>> begin MATERIAL FOR THIS TASK
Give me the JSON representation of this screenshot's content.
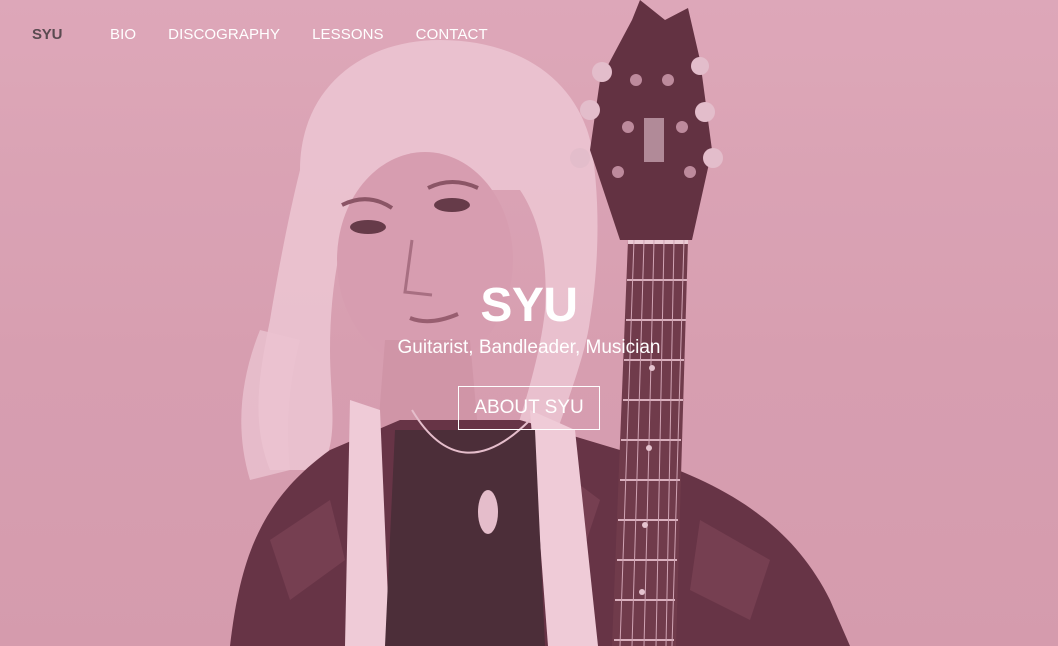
{
  "navbar": {
    "brand": "SYU",
    "links": [
      {
        "label": "BIO"
      },
      {
        "label": "DISCOGRAPHY"
      },
      {
        "label": "LESSONS"
      },
      {
        "label": "CONTACT"
      }
    ]
  },
  "hero": {
    "title": "SYU",
    "subtitle": "Guitarist, Bandleader, Musician",
    "button_label": "ABOUT SYU",
    "background_image": "guitarist-with-electric-guitar-photo",
    "overlay_color": "#d9a6b6",
    "text_color": "#ffffff"
  }
}
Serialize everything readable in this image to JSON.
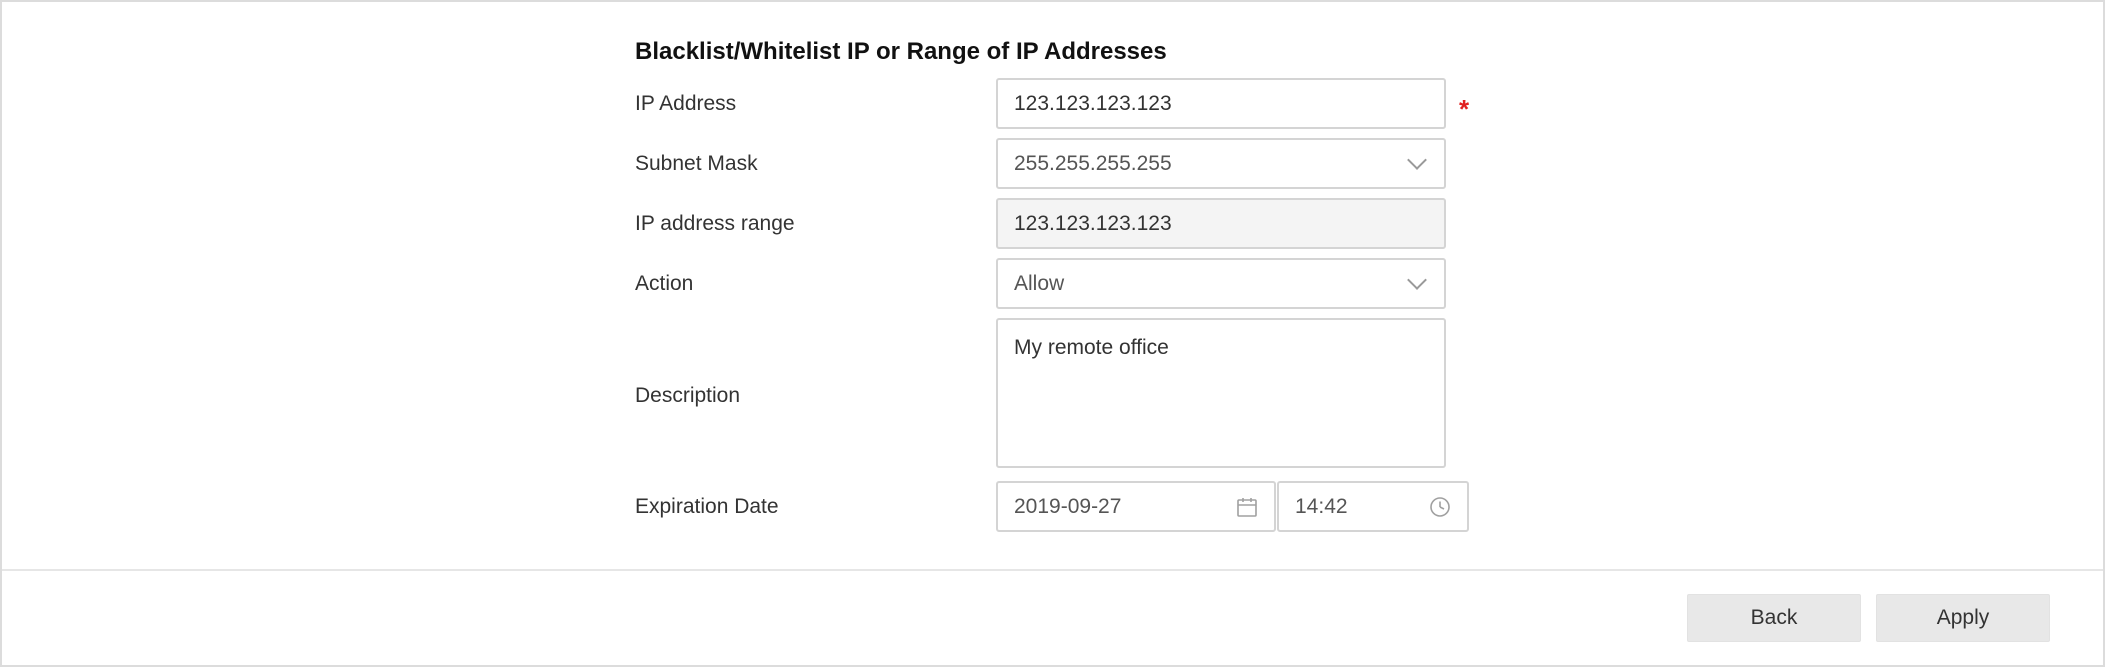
{
  "form": {
    "title": "Blacklist/Whitelist IP or Range of IP Addresses",
    "required_marker": "*",
    "ip_address": {
      "label": "IP Address",
      "value": "123.123.123.123"
    },
    "subnet_mask": {
      "label": "Subnet Mask",
      "value": "255.255.255.255",
      "icon": "chevron-down-icon"
    },
    "ip_range": {
      "label": "IP address range",
      "value": "123.123.123.123"
    },
    "action": {
      "label": "Action",
      "value": "Allow",
      "icon": "chevron-down-icon"
    },
    "description": {
      "label": "Description",
      "value": "My remote office"
    },
    "expiration": {
      "label": "Expiration Date",
      "date": "2019-09-27",
      "time": "14:42",
      "date_icon": "calendar-icon",
      "time_icon": "clock-icon"
    }
  },
  "footer": {
    "back_label": "Back",
    "apply_label": "Apply"
  },
  "colors": {
    "required": "#e02020",
    "button_bg": "#e8e8e8",
    "readonly_bg": "#f4f4f4",
    "border": "#d4d4d4"
  }
}
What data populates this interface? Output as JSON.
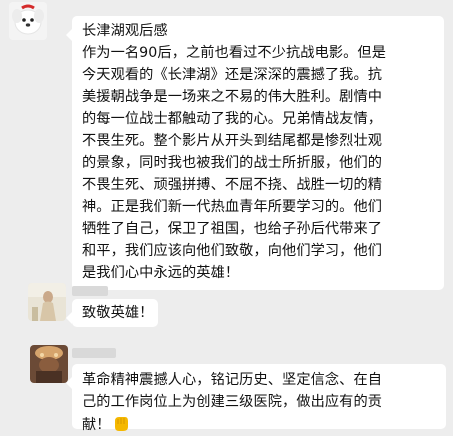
{
  "messages": [
    {
      "sender": "contact-1",
      "lines": [
        "长津湖观后感",
        "作为一名90后，之前也看过不少抗战电影。但是",
        "今天观看的《长津湖》还是深深的震撼了我。抗",
        "美援朝战争是一场来之不易的伟大胜利。剧情中",
        "的每一位战士都触动了我的心。兄弟情战友情，",
        "不畏生死。整个影片从开头到结尾都是惨烈壮观",
        "的景象，同时我也被我们的战士所折服，他们的",
        "不畏生死、顽强拼搏、不屈不挠、战胜一切的精",
        "神。正是我们新一代热血青年所要学习的。他们",
        "牺牲了自己，保卫了祖国，也给子孙后代带来了",
        "和平，我们应该向他们致敬，向他们学习，他们",
        "是我们心中永远的英雄！"
      ]
    },
    {
      "sender": "contact-2",
      "lines": [
        "致敬英雄！"
      ]
    },
    {
      "sender": "contact-3",
      "lines": [
        "革命精神震撼人心，铭记历史、坚定信念、在自",
        "己的工作岗位上为创建三级医院，做出应有的贡",
        "献！"
      ],
      "trailing_emoji": "strong-fist-emoji"
    }
  ],
  "colors": {
    "background": "#ededed",
    "bubble": "#ffffff",
    "text": "#111111",
    "emoji": "#f5b800"
  }
}
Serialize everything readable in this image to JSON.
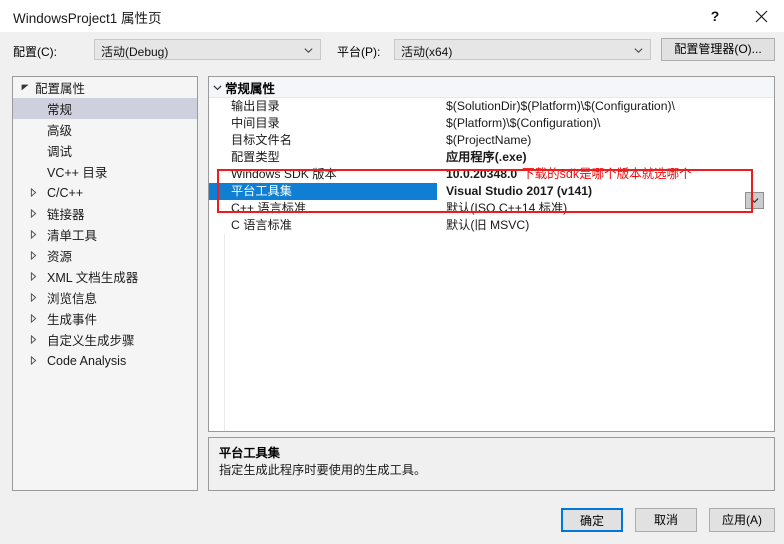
{
  "window": {
    "title": "WindowsProject1 属性页",
    "help_icon": "question-mark-icon",
    "help_label": "?",
    "close_icon": "close-icon"
  },
  "toolbar": {
    "config_label": "配置(C):",
    "config_value": "活动(Debug)",
    "platform_label": "平台(P):",
    "platform_value": "活动(x64)",
    "config_manager_label": "配置管理器(O)..."
  },
  "tree": {
    "items": [
      {
        "label": "配置属性",
        "indent": 0,
        "arrow": "expanded",
        "selected": false
      },
      {
        "label": "常规",
        "indent": 1,
        "arrow": "none",
        "selected": true
      },
      {
        "label": "高级",
        "indent": 1,
        "arrow": "none",
        "selected": false
      },
      {
        "label": "调试",
        "indent": 1,
        "arrow": "none",
        "selected": false
      },
      {
        "label": "VC++ 目录",
        "indent": 1,
        "arrow": "none",
        "selected": false
      },
      {
        "label": "C/C++",
        "indent": 1,
        "arrow": "collapsed",
        "selected": false
      },
      {
        "label": "链接器",
        "indent": 1,
        "arrow": "collapsed",
        "selected": false
      },
      {
        "label": "清单工具",
        "indent": 1,
        "arrow": "collapsed",
        "selected": false
      },
      {
        "label": "资源",
        "indent": 1,
        "arrow": "collapsed",
        "selected": false
      },
      {
        "label": "XML 文档生成器",
        "indent": 1,
        "arrow": "collapsed",
        "selected": false
      },
      {
        "label": "浏览信息",
        "indent": 1,
        "arrow": "collapsed",
        "selected": false
      },
      {
        "label": "生成事件",
        "indent": 1,
        "arrow": "collapsed",
        "selected": false
      },
      {
        "label": "自定义生成步骤",
        "indent": 1,
        "arrow": "collapsed",
        "selected": false
      },
      {
        "label": "Code Analysis",
        "indent": 1,
        "arrow": "collapsed",
        "selected": false
      }
    ]
  },
  "grid": {
    "category": "常规属性",
    "rows": [
      {
        "name": "输出目录",
        "value": "$(SolutionDir)$(Platform)\\$(Configuration)\\",
        "bold": false,
        "selected": false
      },
      {
        "name": "中间目录",
        "value": "$(Platform)\\$(Configuration)\\",
        "bold": false,
        "selected": false
      },
      {
        "name": "目标文件名",
        "value": "$(ProjectName)",
        "bold": false,
        "selected": false
      },
      {
        "name": "配置类型",
        "value": "应用程序(.exe)",
        "bold": true,
        "selected": false
      },
      {
        "name": "Windows SDK 版本",
        "value": "10.0.20348.0",
        "bold": true,
        "selected": false,
        "annotation": "下载的sdk是哪个版本就选哪个"
      },
      {
        "name": "平台工具集",
        "value": "Visual Studio 2017 (v141)",
        "bold": true,
        "selected": true
      },
      {
        "name": "C++ 语言标准",
        "value": "默认(ISO C++14 标准)",
        "bold": false,
        "selected": false
      },
      {
        "name": "C 语言标准",
        "value": "默认(旧 MSVC)",
        "bold": false,
        "selected": false
      }
    ],
    "dropdown_icon": "chevron-down-icon"
  },
  "description": {
    "title": "平台工具集",
    "text": "指定生成此程序时要使用的生成工具。"
  },
  "footer": {
    "ok_label": "确定",
    "cancel_label": "取消",
    "apply_label": "应用(A)"
  },
  "colors": {
    "selection_blue": "#0f7fd4",
    "tree_selection": "#cfd0dd",
    "annotation_red": "#ee1c1c",
    "focus_border": "#0078d7",
    "dialog_bg": "#f0f0f0"
  }
}
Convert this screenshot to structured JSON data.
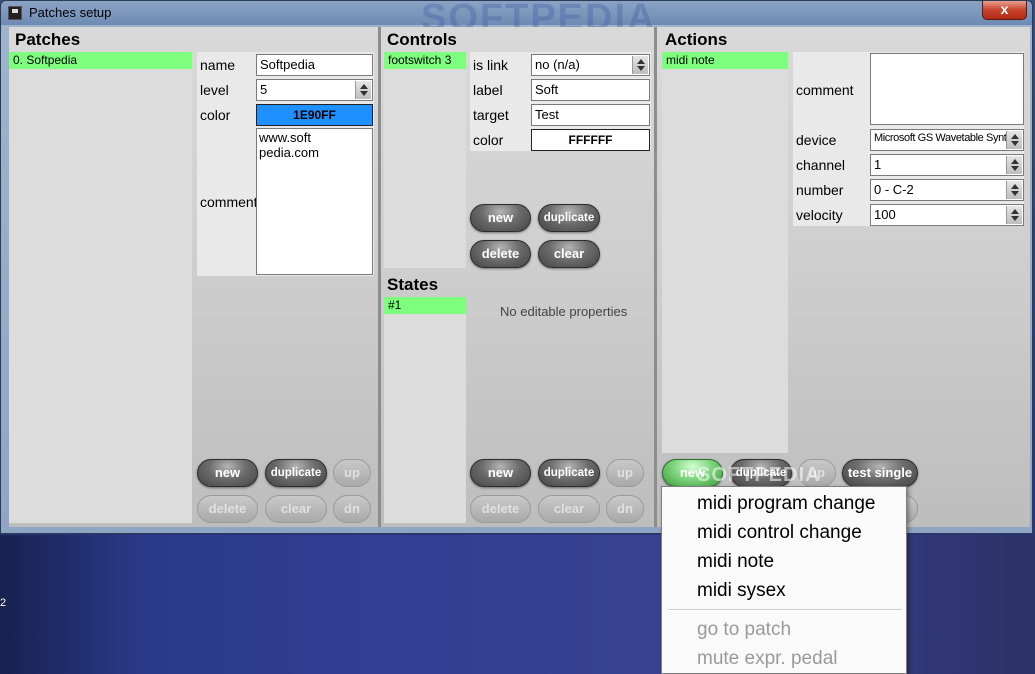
{
  "window": {
    "title": "Patches setup",
    "close_label": "x",
    "watermark": "SOFTPEDIA"
  },
  "desktop": {
    "glyph": "2"
  },
  "patches": {
    "title": "Patches",
    "items": [
      "0. Softpedia"
    ],
    "props": {
      "name_label": "name",
      "name_value": "Softpedia",
      "level_label": "level",
      "level_value": "5",
      "color_label": "color",
      "color_value": "1E90FF",
      "comment_label": "comment",
      "comment_value": "www.soft\npedia.com"
    },
    "buttons": {
      "new": "new",
      "duplicate": "duplicate",
      "up": "up",
      "delete": "delete",
      "clear": "clear",
      "dn": "dn"
    }
  },
  "controls": {
    "title": "Controls",
    "items": [
      "footswitch 3"
    ],
    "props": {
      "islink_label": "is link",
      "islink_value": "no (n/a)",
      "label_label": "label",
      "label_value": "Soft",
      "target_label": "target",
      "target_value": "Test",
      "color_label": "color",
      "color_value": "FFFFFF"
    },
    "buttons": {
      "new": "new",
      "duplicate": "duplicate",
      "delete": "delete",
      "clear": "clear"
    }
  },
  "states": {
    "title": "States",
    "items": [
      "#1"
    ],
    "note": "No editable properties",
    "buttons": {
      "new": "new",
      "duplicate": "duplicate",
      "up": "up",
      "delete": "delete",
      "clear": "clear",
      "dn": "dn"
    }
  },
  "actions": {
    "title": "Actions",
    "items": [
      "midi note"
    ],
    "props": {
      "comment_label": "comment",
      "comment_value": "",
      "device_label": "device",
      "device_value": "Microsoft GS Wavetable Synth",
      "channel_label": "channel",
      "channel_value": "1",
      "number_label": "number",
      "number_value": "0 - C-2",
      "velocity_label": "velocity",
      "velocity_value": "100"
    },
    "buttons": {
      "new": "new",
      "duplicate": "duplicate",
      "up": "up",
      "test_single": "test single"
    }
  },
  "new_action_menu": {
    "items": [
      "midi program change",
      "midi control change",
      "midi note",
      "midi sysex"
    ],
    "disabled_items": [
      "go to patch",
      "mute expr. pedal"
    ]
  },
  "colors": {
    "selection": "#7dff7d",
    "patch_color": "#1E90FF",
    "control_color": "#FFFFFF"
  }
}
>> end MATERIAL FOR THIS TASK
• [THE TASK] How many of the lines above hold the word "data"? Give only that number.

• [EXERCISE ANSWER] 2